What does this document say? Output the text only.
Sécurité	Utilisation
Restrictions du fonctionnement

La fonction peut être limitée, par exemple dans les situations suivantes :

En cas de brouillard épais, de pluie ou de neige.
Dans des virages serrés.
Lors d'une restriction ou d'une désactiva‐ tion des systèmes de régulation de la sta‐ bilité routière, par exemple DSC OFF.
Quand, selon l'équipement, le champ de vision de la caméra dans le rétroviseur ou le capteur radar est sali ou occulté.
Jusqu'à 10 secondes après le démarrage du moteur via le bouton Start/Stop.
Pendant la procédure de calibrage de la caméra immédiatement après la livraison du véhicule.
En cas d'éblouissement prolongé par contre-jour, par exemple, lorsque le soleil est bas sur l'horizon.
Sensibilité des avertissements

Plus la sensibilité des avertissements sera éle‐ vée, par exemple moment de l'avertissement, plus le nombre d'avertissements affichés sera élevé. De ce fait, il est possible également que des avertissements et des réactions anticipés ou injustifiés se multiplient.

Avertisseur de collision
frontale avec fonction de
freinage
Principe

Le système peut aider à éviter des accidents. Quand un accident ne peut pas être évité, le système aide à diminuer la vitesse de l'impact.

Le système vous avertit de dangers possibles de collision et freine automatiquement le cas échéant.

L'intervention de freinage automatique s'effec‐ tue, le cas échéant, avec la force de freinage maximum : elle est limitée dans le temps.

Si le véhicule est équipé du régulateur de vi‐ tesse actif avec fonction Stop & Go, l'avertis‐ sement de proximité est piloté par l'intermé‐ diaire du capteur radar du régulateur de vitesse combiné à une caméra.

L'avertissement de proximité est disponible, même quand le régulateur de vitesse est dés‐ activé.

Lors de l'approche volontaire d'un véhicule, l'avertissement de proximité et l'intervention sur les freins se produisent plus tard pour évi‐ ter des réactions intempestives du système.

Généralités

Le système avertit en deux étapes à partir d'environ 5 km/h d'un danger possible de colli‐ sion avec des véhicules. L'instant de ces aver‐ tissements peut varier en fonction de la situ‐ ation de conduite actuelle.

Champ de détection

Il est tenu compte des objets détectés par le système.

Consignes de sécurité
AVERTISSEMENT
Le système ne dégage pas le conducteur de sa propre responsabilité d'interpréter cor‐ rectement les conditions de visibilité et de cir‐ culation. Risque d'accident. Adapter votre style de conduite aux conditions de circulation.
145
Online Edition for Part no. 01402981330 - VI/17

□ □ □ □ □

_What is required:_ Extract the listing in its entirety and repeat it exactly.

_Output of the task:_
What does this document say? Output the text only.
Sécurité	Utilisation
Restrictions du fonctionnement

La fonction peut être limitée, par exemple dans les situations suivantes :

En cas de brouillard épais, de pluie ou de neige.
Dans des virages serrés.
Lors d'une restriction ou d'une désactiva‐ tion des systèmes de régulation de la sta‐ bilité routière, par exemple DSC OFF.
Quand, selon l'équipement, le champ de vision de la caméra dans le rétroviseur ou le capteur radar est sali ou occulté.
Jusqu'à 10 secondes après le démarrage du moteur via le bouton Start/Stop.
Pendant la procédure de calibrage de la caméra immédiatement après la livraison du véhicule.
En cas d'éblouissement prolongé par contre-jour, par exemple, lorsque le soleil est bas sur l'horizon.
Sensibilité des avertissements

Plus la sensibilité des avertissements sera éle‐ vée, par exemple moment de l'avertissement, plus le nombre d'avertissements affichés sera élevé. De ce fait, il est possible également que des avertissements et des réactions anticipés ou injustifiés se multiplient.

Avertisseur de collision
frontale avec fonction de
freinage
Principe

Le système peut aider à éviter des accidents. Quand un accident ne peut pas être évité, le système aide à diminuer la vitesse de l'impact.

Le système vous avertit de dangers possibles de collision et freine automatiquement le cas échéant.

L'intervention de freinage automatique s'effec‐ tue, le cas échéant, avec la force de freinage maximum : elle est limitée dans le temps.

Si le véhicule est équipé du régulateur de vi‐ tesse actif avec fonction Stop & Go, l'avertis‐ sement de proximité est piloté par l'intermé‐ diaire du capteur radar du régulateur de vitesse combiné à une caméra.

L'avertissement de proximité est disponible, même quand le régulateur de vitesse est dés‐ activé.

Lors de l'approche volontaire d'un véhicule, l'avertissement de proximité et l'intervention sur les freins se produisent plus tard pour évi‐ ter des réactions intempestives du système.

Généralités

Le système avertit en deux étapes à partir d'environ 5 km/h d'un danger possible de colli‐ sion avec des véhicules. L'instant de ces aver‐ tissements peut varier en fonction de la situ‐ ation de conduite actuelle.

Champ de détection

Il est tenu compte des objets détectés par le système.

Consignes de sécurité
AVERTISSEMENT
Le système ne dégage pas le conducteur de sa propre responsabilité d'interpréter cor‐ rectement les conditions de visibilité et de cir‐ culation. Risque d'accident. Adapter votre style de conduite aux conditions de circulation.
145
Online Edition for Part no. 01402981330 - VI/17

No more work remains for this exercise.